Teks Pilihan
------------------------------------------------------------------------
Ingatkah kapan terakhir kali kita mendapat pujian?
Apa yang orang lain puji dari diri kita?
Bentuk fisik kita yang cantik atau tampan?
Nilai ujian yang memuaskan?
Atau pekerjaan yang baru saja kita dapatkan?
Lalu, bagaimana perasaan kita ketika mendapatkan pujian tersebut?
Saya yakin ada perasaan tersanjung, terharu, terhormat, senang, gembira, atau cukup membalas dengan senyuman saja. Sebagian besar orang merasa suka ketika orang lain memuji kondisi hidup kita. Itu wajar. Secara psikologis, memang manusia cenderung memilih informasi yang menyenangkan mereka. Lagipula, kesan positif dari orang lain terhadap seseorang turut pula membentuk konsep diri yang positif. Sehingga orang tersebut memiliki kepercayaan diri dan motivasi positif dalam hidupnya. Dalam konteks jiwa yang senantiasa berkembang, pujian memang diperlukan untuk meyakinkan jiwa tahap awal agar mereka bersemangat di di bumi, sekolah kehidupan.
------------------------------------------------------------------------
Cuplikan Data
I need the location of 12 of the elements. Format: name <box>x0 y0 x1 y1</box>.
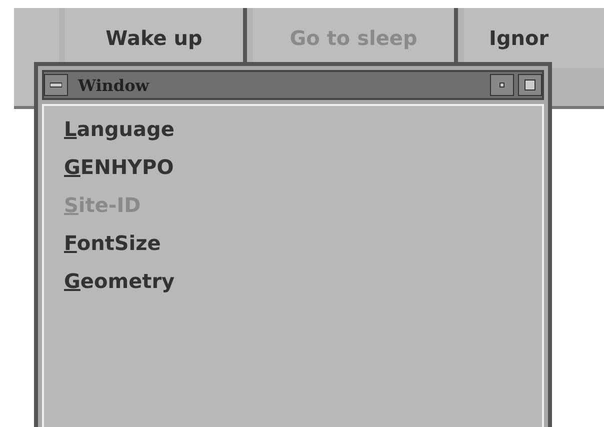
------------------------------------------------------------------------
Petunjuk 1
Ketik ulang bagian teks tentang pujian yang dimulai dengan "Atau pekerjaan yang" dan berlanjut hingga "bumi, sekolah kehidupan.".
Petunjuk 2
Menurut teks tentang pujian, informasi seperti apa yang secara psikologis cenderung dipilih oleh manusia?
Petunjuk 3
Berdasarkan teks tentang pujian, jelaskan mengapa kesan positif dari orang lain berpengaruh bagi seseorang.
Daftar di atas tidak diperlukan dalam pengerjaan ini.

Jawaban Latihan 1
Atau pekerjaan yang baru saja kita dapatkan?
Lalu, bagaimana perasaan kita ketika mendapatkan pujian tersebut?
Saya yakin ada perasaan tersanjung, terharu, terhormat, senang, gembira, atau cukup membalas dengan senyuman saja. Sebagian besar orang merasa suka ketika orang lain memuji kondisi hidup kita. Itu wajar. Secara psikologis, memang manusia cenderung memilih informasi yang menyenangkan mereka. Lagipula, kesan positif dari orang lain terhadap seseorang turut pula membentuk konsep diri yang positif. Sehingga orang tersebut memiliki kepercayaan diri dan motivasi positif dalam hidupnya. Dalam konteks jiwa yang senantiasa berkembang, pujian memang diperlukan untuk meyakinkan jiwa tahap awal agar mereka bersemangat di di bumi, sekolah kehidupan.

Jawaban Latihan 2
Informasi yang menyenangkan mereka.

Jawaban Latihan 3
Kesan positif dari orang lain turut membentuk konsep diri yang positif pada seseorang. Dengan demikian, orang tersebut memiliki kepercayaan diri dan motivasi positif dalam hidupnya.